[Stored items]

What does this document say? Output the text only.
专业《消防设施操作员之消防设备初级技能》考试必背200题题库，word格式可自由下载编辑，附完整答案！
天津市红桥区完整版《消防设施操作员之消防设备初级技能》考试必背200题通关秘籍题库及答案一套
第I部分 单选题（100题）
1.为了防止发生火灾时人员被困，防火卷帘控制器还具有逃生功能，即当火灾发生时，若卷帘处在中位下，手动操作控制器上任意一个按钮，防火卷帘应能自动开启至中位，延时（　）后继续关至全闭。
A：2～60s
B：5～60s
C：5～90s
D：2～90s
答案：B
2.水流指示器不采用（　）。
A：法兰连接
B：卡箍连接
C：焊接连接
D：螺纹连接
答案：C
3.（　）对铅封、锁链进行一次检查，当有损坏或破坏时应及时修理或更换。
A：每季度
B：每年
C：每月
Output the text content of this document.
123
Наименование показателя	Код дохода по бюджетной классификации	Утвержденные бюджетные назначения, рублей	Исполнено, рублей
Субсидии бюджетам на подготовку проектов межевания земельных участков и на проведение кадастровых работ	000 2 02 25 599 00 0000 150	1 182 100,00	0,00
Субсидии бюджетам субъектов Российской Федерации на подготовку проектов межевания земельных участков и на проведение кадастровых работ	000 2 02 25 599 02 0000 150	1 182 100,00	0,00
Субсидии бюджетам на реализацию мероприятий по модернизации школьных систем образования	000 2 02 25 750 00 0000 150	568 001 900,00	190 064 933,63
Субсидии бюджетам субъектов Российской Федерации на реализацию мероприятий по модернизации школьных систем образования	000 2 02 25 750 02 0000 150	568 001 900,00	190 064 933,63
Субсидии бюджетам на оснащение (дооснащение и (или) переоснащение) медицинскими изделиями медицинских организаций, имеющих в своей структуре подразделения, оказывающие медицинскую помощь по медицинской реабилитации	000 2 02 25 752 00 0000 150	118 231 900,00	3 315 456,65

[Exercise goal] Copy the data above exactly. Every line must be included.

[Complete answer]
What does this document say? Output the text only.
专业《消防设施操作员之消防设备初级技能》考试必背200题题库，word格式可自由下载编辑，附完整答案！
天津市红桥区完整版《消防设施操作员之消防设备初级技能》考试必背200题通关秘籍题库及答案一套
第I部分 单选题（100题）
1.为了防止发生火灾时人员被困，防火卷帘控制器还具有逃生功能，即当火灾发生时，若卷帘处在中位下，手动操作控制器上任意一个按钮，防火卷帘应能自动开启至中位，延时（　）后继续关至全闭。
A：2～60s
B：5～60s
C：5～90s
D：2～90s
答案：B
2.水流指示器不采用（　）。
A：法兰连接
B：卡箍连接
C：焊接连接
D：螺纹连接
答案：C
3.（　）对铅封、锁链进行一次检查，当有损坏或破坏时应及时修理或更换。
A：每季度
B：每年
C：每月
Output the text content of this document.
123
Наименование показателя	Код дохода по бюджетной классификации	Утвержденные бюджетные назначения, рублей	Исполнено, рублей
Субсидии бюджетам на подготовку проектов межевания земельных участков и на проведение кадастровых работ	000 2 02 25 599 00 0000 150	1 182 100,00	0,00
Субсидии бюджетам субъектов Российской Федерации на подготовку проектов межевания земельных участков и на проведение кадастровых работ	000 2 02 25 599 02 0000 150	1 182 100,00	0,00
Субсидии бюджетам на реализацию мероприятий по модернизации школьных систем образования	000 2 02 25 750 00 0000 150	568 001 900,00	190 064 933,63
Субсидии бюджетам субъектов Российской Федерации на реализацию мероприятий по модернизации школьных систем образования	000 2 02 25 750 02 0000 150	568 001 900,00	190 064 933,63
Субсидии бюджетам на оснащение (дооснащение и (или) переоснащение) медицинскими изделиями медицинских организаций, имеющих в своей структуре подразделения, оказывающие медицинскую помощь по медицинской реабилитации	000 2 02 25 752 00 0000 150	118 231 900,00	3 315 456,65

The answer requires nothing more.